** Start of Input for this task **

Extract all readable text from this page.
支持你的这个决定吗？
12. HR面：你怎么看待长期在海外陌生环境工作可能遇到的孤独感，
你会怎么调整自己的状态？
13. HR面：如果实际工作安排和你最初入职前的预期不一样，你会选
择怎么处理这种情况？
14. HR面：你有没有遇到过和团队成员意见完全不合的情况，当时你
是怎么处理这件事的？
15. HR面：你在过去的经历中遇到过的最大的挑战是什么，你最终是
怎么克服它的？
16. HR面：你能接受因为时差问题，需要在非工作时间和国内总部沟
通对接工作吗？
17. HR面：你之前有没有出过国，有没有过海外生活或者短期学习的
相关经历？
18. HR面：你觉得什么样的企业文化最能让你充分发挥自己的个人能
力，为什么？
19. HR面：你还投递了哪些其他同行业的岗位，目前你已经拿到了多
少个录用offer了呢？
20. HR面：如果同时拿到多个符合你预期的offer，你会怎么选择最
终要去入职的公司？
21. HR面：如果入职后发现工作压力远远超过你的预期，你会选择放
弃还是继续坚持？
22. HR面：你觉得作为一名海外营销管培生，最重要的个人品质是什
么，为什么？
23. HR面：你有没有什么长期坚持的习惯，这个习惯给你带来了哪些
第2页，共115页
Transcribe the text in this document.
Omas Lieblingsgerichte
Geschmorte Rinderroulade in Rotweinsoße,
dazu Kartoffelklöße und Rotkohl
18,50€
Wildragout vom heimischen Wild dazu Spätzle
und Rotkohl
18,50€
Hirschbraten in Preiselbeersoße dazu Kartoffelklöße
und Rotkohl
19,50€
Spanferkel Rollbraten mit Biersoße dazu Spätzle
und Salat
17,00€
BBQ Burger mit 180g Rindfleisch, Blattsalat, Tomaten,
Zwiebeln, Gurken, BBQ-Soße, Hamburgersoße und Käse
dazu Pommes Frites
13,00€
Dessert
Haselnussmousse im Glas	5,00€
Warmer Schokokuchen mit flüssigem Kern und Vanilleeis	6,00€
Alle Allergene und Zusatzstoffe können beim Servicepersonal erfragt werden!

** End of Input for this task **

- **Instructions to follow**:
Extract every line from the one with "Transcribe the text in this document." down to the final line above, both included, exactly as written.

- **Exercise solution**:
Transcribe the text in this document.
Omas Lieblingsgerichte
Geschmorte Rinderroulade in Rotweinsoße,
dazu Kartoffelklöße und Rotkohl
18,50€
Wildragout vom heimischen Wild dazu Spätzle
und Rotkohl
18,50€
Hirschbraten in Preiselbeersoße dazu Kartoffelklöße
und Rotkohl
19,50€
Spanferkel Rollbraten mit Biersoße dazu Spätzle
und Salat
17,00€
BBQ Burger mit 180g Rindfleisch, Blattsalat, Tomaten,
Zwiebeln, Gurken, BBQ-Soße, Hamburgersoße und Käse
dazu Pommes Frites
13,00€
Dessert
Haselnussmousse im Glas	5,00€
Warmer Schokokuchen mit flüssigem Kern und Vanilleeis	6,00€
Alle Allergene und Zusatzstoffe können beim Servicepersonal erfragt werden!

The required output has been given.